* Listed entries:
- - - - -
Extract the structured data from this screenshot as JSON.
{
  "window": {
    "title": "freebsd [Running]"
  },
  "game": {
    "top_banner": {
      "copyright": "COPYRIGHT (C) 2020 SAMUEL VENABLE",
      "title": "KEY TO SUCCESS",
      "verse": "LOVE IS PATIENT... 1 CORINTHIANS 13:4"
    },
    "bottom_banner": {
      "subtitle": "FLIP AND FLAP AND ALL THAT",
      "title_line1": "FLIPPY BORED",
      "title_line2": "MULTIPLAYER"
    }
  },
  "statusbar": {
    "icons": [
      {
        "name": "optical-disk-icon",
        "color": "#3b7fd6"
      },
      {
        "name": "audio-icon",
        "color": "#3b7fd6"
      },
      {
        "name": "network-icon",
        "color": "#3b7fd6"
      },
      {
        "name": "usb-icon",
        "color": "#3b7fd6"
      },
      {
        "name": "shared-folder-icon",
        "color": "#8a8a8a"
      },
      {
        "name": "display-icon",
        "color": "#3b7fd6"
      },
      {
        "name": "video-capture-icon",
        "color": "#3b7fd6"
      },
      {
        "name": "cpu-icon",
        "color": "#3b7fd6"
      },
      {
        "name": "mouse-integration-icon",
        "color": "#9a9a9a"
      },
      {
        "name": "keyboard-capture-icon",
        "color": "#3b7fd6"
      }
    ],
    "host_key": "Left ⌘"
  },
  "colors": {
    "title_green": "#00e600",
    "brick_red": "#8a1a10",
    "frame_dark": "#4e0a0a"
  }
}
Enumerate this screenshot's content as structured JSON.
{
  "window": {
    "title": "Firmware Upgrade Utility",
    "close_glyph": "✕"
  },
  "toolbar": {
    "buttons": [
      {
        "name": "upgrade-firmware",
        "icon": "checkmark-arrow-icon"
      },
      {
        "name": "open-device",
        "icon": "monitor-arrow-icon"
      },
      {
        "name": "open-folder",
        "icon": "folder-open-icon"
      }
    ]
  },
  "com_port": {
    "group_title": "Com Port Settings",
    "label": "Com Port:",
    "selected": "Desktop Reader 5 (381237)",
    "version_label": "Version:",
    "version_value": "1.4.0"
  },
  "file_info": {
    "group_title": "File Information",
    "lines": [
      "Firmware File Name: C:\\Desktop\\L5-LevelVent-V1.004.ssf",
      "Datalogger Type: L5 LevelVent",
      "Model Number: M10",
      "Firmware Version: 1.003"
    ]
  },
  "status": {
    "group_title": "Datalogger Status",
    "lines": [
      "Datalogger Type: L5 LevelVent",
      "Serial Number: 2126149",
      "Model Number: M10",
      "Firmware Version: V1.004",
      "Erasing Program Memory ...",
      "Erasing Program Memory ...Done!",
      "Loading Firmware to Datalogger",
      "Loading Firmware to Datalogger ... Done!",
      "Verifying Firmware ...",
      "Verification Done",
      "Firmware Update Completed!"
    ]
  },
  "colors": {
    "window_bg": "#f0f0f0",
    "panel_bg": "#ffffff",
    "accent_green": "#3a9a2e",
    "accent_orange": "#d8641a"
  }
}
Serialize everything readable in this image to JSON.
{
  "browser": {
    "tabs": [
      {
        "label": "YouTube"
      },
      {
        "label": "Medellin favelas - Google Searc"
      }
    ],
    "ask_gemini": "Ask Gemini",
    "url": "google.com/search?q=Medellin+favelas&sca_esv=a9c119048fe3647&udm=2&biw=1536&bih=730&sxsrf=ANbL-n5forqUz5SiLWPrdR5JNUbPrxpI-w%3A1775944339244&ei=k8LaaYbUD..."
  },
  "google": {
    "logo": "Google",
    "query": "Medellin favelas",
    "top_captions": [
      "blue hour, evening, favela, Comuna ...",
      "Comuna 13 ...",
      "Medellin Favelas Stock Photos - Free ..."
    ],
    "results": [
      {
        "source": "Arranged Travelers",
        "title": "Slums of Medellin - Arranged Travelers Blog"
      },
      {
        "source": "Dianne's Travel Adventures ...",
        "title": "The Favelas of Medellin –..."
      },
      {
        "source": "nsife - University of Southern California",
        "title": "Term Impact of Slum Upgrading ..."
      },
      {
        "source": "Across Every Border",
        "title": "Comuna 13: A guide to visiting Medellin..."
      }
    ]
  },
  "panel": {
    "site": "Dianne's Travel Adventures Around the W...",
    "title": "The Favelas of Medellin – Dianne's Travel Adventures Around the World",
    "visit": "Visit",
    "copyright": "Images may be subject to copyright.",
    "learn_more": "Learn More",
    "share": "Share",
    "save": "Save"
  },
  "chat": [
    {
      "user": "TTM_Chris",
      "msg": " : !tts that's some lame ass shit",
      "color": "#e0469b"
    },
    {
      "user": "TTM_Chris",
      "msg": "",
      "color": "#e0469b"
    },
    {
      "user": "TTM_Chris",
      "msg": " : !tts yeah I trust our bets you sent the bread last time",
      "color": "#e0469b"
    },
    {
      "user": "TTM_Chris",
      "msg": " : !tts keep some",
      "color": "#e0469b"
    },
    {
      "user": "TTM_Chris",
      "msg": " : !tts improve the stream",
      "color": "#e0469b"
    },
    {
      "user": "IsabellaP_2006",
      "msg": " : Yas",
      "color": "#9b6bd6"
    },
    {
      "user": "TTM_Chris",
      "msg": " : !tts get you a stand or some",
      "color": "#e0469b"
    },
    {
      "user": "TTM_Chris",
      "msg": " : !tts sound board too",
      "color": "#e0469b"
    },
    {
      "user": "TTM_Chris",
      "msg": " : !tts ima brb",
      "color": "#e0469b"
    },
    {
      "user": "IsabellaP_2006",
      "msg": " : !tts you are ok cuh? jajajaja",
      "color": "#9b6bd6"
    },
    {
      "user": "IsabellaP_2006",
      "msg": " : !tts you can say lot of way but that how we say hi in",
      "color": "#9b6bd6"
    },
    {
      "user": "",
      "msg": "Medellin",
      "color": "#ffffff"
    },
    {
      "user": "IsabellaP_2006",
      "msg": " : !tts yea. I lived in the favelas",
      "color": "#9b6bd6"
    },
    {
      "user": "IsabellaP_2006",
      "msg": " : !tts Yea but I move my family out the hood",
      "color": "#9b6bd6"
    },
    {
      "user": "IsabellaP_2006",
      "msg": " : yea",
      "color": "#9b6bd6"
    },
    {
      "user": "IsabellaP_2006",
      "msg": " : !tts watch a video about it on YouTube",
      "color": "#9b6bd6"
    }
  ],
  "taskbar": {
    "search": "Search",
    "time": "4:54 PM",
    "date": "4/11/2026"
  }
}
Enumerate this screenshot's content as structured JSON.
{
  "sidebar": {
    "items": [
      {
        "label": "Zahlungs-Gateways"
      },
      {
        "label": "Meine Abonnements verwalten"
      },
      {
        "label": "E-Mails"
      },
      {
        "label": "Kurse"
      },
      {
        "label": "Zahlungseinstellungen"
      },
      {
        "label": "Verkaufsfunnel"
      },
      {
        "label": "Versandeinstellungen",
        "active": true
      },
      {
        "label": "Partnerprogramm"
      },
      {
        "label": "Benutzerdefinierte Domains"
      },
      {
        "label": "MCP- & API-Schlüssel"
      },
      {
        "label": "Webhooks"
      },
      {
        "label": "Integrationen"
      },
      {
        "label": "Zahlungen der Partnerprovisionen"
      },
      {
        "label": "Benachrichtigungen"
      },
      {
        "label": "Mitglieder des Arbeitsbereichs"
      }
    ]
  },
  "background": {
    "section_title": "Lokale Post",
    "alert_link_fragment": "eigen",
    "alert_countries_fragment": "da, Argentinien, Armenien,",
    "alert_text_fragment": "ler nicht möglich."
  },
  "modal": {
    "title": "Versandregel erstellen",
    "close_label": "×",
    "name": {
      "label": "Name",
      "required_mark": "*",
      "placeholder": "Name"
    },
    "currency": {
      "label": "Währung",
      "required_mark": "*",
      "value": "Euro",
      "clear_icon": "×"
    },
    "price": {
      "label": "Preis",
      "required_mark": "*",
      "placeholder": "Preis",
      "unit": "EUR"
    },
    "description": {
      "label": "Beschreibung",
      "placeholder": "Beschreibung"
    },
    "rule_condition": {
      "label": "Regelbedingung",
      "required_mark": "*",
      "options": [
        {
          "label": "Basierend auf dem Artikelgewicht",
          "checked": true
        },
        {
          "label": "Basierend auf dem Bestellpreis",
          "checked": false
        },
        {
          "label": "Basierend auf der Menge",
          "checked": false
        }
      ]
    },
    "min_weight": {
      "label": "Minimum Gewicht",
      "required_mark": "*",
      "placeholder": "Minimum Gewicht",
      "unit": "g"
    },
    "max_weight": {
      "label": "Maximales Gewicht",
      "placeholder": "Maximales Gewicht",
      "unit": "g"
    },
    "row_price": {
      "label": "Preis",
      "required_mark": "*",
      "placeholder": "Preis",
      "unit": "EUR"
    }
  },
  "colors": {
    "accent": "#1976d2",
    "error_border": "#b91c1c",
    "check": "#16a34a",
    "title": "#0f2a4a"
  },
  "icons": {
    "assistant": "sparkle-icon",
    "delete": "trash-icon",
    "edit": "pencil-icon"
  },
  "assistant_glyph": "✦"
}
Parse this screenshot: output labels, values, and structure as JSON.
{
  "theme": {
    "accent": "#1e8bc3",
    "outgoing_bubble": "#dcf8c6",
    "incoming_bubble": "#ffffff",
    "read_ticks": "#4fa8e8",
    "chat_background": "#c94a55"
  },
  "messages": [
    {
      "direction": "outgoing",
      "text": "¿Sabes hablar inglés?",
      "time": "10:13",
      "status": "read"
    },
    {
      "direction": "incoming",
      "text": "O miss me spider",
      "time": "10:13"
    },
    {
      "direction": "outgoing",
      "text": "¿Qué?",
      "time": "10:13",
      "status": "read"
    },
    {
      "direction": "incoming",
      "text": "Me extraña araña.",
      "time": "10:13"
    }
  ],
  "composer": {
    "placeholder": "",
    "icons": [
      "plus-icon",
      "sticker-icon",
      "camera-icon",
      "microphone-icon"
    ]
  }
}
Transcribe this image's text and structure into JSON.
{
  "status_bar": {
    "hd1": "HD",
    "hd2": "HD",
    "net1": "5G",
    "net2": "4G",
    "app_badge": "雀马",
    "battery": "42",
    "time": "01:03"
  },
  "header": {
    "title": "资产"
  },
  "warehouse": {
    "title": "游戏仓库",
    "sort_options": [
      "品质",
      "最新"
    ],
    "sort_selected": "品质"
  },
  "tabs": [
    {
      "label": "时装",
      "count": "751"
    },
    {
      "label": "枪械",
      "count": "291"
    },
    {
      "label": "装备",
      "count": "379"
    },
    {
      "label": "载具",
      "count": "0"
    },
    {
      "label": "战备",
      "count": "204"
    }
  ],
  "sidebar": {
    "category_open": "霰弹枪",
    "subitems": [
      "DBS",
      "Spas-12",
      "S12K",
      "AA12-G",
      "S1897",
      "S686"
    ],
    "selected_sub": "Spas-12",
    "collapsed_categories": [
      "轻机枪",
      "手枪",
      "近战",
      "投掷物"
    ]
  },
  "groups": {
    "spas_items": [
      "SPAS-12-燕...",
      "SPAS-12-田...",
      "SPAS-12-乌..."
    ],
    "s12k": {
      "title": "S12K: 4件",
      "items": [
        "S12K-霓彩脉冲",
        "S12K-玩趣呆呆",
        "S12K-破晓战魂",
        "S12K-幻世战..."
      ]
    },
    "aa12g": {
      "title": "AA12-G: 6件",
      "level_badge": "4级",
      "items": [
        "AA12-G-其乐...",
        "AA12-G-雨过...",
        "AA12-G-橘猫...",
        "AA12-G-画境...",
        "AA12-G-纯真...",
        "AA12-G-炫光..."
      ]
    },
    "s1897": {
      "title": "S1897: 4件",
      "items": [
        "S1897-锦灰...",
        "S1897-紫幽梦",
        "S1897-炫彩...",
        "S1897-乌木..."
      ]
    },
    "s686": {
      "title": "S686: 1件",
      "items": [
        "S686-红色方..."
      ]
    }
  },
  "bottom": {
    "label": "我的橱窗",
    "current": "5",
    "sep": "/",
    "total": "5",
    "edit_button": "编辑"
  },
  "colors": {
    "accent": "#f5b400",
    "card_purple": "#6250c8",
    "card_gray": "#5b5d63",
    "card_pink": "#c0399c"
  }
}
- - - - -
* Exercise brief: Give back exactly the lines beginning at the one with "Transcribe this image's" and ending at the final line of the material; both boundary lines belong in it.

* Output below:
Transcribe this image's text and structure into JSON.
{
  "status_bar": {
    "hd1": "HD",
    "hd2": "HD",
    "net1": "5G",
    "net2": "4G",
    "app_badge": "雀马",
    "battery": "42",
    "time": "01:03"
  },
  "header": {
    "title": "资产"
  },
  "warehouse": {
    "title": "游戏仓库",
    "sort_options": [
      "品质",
      "最新"
    ],
    "sort_selected": "品质"
  },
  "tabs": [
    {
      "label": "时装",
      "count": "751"
    },
    {
      "label": "枪械",
      "count": "291"
    },
    {
      "label": "装备",
      "count": "379"
    },
    {
      "label": "载具",
      "count": "0"
    },
    {
      "label": "战备",
      "count": "204"
    }
  ],
  "sidebar": {
    "category_open": "霰弹枪",
    "subitems": [
      "DBS",
      "Spas-12",
      "S12K",
      "AA12-G",
      "S1897",
      "S686"
    ],
    "selected_sub": "Spas-12",
    "collapsed_categories": [
      "轻机枪",
      "手枪",
      "近战",
      "投掷物"
    ]
  },
  "groups": {
    "spas_items": [
      "SPAS-12-燕...",
      "SPAS-12-田...",
      "SPAS-12-乌..."
    ],
    "s12k": {
      "title": "S12K: 4件",
      "items": [
        "S12K-霓彩脉冲",
        "S12K-玩趣呆呆",
        "S12K-破晓战魂",
        "S12K-幻世战..."
      ]
    },
    "aa12g": {
      "title": "AA12-G: 6件",
      "level_badge": "4级",
      "items": [
        "AA12-G-其乐...",
        "AA12-G-雨过...",
        "AA12-G-橘猫...",
        "AA12-G-画境...",
        "AA12-G-纯真...",
        "AA12-G-炫光..."
      ]
    },
    "s1897": {
      "title": "S1897: 4件",
      "items": [
        "S1897-锦灰...",
        "S1897-紫幽梦",
        "S1897-炫彩...",
        "S1897-乌木..."
      ]
    },
    "s686": {
      "title": "S686: 1件",
      "items": [
        "S686-红色方..."
      ]
    }
  },
  "bottom": {
    "label": "我的橱窗",
    "current": "5",
    "sep": "/",
    "total": "5",
    "edit_button": "编辑"
  },
  "colors": {
    "accent": "#f5b400",
    "card_purple": "#6250c8",
    "card_gray": "#5b5d63",
    "card_pink": "#c0399c"
  }
}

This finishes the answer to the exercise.